O
primeiro plano de Désordre revela uma
inscrição em neon que apresenta uma loja
de instrumentos musicais. É a França,
estamos em 1986, assistindo ao primeiro longa-metragem
de um novo cineasta. Poderíamos pensar: estaria
ele se inscrevendo logo de início à algo
infame ainda que naquele momento ainda nascente
escola do neon realismo, com aqueles personagens
esquisitos porém fofinhos que fizeram
a fama de Jean-Jacques Beineix (Betty Blue é
do mesmo ano, 1986) e voltam à tona hoje com
Jeunet? O segundo plano nos esclarece tudo: saímos
do neon e de sua realidade decantada a golpes de fantasia
artificialmente colorida e vemos, em plano bastante
aproximado, os rostos de dois homens dentro de um carro,
numa noite em que chove torrencialmente. Do banco de
trás, uma menina beija um, depois o outro rapaz.
Eles riem e bebem bastante, e a realidade que se apresenta
a eles é um tanto diferente daquela dos personagens-neon.

### Instrução 1
Reescreva de forma mais curta o parágrafo do texto sobre Désordre que começa com "O primeiro plano de Désordre", preservando os fatos principais.
### Instrução 2
Retome o texto sobre Désordre depois da última frase apresentada e dê continuidade a ele.
As linhas não têm nenhum papel nesta atividade.

### Linhas fornecidas
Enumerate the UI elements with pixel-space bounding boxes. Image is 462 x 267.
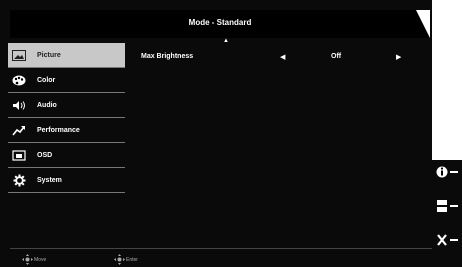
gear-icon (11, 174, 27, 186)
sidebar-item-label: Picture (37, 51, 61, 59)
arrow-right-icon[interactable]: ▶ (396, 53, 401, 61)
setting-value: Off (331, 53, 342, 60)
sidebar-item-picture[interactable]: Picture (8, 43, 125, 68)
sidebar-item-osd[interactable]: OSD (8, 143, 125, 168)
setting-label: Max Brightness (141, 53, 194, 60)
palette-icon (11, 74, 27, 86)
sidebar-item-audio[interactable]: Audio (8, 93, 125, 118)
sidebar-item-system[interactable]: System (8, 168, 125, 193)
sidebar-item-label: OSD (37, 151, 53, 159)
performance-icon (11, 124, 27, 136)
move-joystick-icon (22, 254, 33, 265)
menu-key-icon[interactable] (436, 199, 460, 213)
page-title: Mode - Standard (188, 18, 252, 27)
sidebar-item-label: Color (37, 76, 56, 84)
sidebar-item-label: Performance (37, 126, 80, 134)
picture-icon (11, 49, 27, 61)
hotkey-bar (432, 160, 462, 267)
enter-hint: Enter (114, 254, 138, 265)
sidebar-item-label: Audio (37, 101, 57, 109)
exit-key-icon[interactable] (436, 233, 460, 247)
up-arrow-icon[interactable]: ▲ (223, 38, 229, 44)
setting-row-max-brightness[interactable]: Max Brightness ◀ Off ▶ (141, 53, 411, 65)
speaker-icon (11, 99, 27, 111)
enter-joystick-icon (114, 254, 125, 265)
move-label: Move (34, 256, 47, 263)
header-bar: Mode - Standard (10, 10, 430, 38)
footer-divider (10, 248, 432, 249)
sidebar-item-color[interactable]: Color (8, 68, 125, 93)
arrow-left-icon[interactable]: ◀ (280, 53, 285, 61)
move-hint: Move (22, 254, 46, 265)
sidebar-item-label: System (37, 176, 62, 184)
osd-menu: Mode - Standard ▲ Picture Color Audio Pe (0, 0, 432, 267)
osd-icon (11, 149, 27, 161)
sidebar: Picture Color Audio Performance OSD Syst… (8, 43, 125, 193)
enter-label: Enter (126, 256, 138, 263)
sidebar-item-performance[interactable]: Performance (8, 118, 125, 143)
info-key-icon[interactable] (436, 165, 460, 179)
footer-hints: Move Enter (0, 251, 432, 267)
---
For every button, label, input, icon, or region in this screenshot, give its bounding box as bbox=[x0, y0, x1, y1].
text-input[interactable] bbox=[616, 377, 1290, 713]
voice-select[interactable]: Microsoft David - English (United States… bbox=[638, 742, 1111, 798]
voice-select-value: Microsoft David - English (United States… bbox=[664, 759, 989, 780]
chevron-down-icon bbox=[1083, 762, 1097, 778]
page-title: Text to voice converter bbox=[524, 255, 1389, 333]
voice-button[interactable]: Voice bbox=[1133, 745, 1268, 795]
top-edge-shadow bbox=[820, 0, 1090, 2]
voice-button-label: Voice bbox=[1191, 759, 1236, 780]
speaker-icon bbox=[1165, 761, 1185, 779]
---
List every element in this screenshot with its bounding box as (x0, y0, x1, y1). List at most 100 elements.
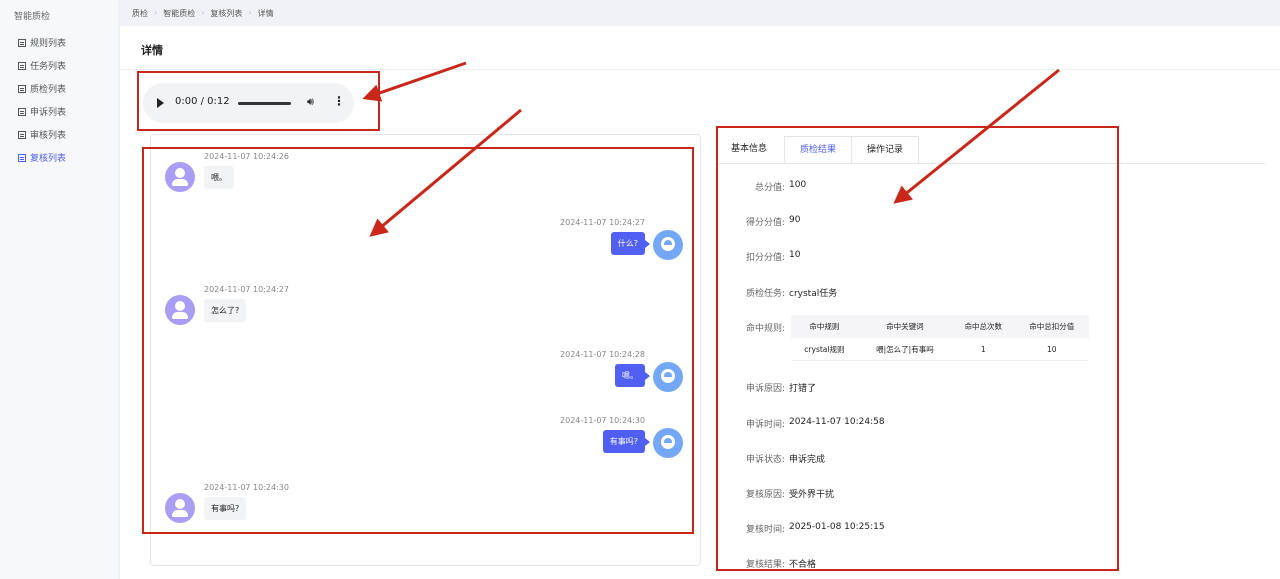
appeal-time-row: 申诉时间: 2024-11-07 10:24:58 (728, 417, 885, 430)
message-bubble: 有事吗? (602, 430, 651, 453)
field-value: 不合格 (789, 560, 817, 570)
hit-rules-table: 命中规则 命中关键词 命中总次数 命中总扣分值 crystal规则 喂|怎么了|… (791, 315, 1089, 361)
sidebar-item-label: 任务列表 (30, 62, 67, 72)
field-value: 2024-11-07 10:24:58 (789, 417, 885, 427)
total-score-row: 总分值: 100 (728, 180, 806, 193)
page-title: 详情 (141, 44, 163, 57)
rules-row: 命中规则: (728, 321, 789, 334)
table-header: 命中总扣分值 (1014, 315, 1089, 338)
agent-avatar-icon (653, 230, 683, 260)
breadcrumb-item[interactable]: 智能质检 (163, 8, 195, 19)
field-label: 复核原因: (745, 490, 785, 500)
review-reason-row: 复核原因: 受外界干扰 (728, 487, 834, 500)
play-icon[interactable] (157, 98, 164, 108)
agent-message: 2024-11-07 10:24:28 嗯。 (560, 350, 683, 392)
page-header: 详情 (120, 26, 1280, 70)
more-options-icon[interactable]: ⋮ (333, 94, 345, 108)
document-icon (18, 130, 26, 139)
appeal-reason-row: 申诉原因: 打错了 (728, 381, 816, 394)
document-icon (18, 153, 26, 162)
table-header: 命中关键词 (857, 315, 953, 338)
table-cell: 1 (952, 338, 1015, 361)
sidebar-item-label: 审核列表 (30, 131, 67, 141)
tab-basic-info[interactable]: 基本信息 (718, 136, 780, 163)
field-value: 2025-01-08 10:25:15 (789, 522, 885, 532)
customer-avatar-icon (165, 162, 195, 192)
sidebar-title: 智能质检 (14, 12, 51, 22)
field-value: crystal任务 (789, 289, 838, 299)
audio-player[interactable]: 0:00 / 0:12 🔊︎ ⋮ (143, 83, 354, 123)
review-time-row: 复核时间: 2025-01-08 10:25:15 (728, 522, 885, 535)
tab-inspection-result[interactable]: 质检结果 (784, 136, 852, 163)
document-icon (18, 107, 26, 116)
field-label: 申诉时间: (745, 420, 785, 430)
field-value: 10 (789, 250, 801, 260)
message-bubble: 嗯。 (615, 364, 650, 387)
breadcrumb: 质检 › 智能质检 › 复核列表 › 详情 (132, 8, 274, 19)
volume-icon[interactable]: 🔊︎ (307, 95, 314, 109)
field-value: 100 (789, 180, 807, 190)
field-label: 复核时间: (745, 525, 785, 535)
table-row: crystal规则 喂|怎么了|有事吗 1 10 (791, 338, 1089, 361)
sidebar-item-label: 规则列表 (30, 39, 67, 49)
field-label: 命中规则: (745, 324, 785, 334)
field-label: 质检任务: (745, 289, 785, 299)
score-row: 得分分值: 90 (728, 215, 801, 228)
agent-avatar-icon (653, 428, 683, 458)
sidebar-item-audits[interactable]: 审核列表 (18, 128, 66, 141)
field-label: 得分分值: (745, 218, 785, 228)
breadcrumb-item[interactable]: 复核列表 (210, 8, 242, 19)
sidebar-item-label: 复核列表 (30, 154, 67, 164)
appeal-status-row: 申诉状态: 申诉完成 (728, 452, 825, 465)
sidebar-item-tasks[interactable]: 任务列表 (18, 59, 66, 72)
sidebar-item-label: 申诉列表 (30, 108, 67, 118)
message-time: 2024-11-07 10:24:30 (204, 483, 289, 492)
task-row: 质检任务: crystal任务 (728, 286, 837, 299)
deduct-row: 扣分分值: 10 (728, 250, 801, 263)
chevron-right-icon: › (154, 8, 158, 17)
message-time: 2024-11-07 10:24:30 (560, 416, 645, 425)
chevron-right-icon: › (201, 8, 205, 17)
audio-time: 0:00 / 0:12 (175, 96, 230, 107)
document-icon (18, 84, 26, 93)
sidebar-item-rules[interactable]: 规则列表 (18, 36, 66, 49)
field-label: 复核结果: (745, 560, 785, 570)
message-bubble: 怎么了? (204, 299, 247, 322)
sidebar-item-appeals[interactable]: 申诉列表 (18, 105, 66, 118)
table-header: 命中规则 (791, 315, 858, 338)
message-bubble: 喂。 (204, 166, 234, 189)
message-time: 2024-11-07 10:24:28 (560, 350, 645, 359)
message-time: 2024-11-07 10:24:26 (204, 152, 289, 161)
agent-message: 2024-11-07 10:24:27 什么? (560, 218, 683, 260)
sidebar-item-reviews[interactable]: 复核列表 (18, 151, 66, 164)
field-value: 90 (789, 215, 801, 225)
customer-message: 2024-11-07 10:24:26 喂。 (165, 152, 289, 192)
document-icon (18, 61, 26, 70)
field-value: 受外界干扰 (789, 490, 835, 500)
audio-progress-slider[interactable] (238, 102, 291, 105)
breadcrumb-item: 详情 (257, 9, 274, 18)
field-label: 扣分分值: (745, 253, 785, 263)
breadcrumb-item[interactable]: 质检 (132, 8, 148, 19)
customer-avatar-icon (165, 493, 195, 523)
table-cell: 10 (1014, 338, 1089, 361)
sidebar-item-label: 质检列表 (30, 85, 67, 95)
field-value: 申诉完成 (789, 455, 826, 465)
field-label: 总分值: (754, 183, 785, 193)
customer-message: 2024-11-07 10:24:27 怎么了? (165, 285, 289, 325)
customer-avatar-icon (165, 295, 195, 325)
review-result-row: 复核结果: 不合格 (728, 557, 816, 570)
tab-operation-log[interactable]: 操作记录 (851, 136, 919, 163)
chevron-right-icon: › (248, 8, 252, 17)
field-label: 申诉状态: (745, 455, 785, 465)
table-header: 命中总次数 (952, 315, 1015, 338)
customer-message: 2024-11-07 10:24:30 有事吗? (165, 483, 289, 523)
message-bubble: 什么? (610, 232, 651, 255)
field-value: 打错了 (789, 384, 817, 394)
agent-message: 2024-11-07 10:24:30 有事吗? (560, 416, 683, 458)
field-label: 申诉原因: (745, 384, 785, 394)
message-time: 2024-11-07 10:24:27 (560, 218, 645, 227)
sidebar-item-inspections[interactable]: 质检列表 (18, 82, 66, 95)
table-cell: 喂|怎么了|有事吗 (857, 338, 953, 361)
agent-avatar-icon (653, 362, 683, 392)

### Resposta 1
Désordre, primeiro longa-metragem de um novo cineasta, foi feito na França em 1986. O filme abre com um letreiro de neon de uma loja de instrumentos musicais. Esse plano sugere uma adesão ao neon realismo de Jean-Jacques Beineix (autor de Betty Blue, do mesmo ano), estilo que hoje retorna com Jeunet. O segundo plano desfaz essa ideia. Em enquadramento próximo, mostra dois homens dentro de um carro numa noite de chuva torrencial. No banco de trás, uma menina beija um e depois o outro. Eles riem e bebem muito, numa realidade diferente da dos personagens-neon.

### Resposta 2
Eles são desgarrados, mas o charme deles não
é de bonequinhos, mas algo que deriva do talento
que eles têm para a auto-destruição,
para um certo extremismo de juventude. Esse pendor suicida,
esse desejo pelo perigo no que valha aí
também a falta de dinheiro para comprar bons
instrumentos vai fazer com que eles assaltem
a loja de música e acabem ferindo mortalmente
o proprietário. ponto de partida para uma intriga
policial que vai revelando a personalidade de cada um,
à Chabrol ou Simenon? Não exatamente.
Da investigação, ninguém mais ouvirá
falar. Désordre prefere analisar os efeitos
do acidente exclusivamente a partir dos comportamentos
e das mudanças de atitude dos três jovens
envolvidos.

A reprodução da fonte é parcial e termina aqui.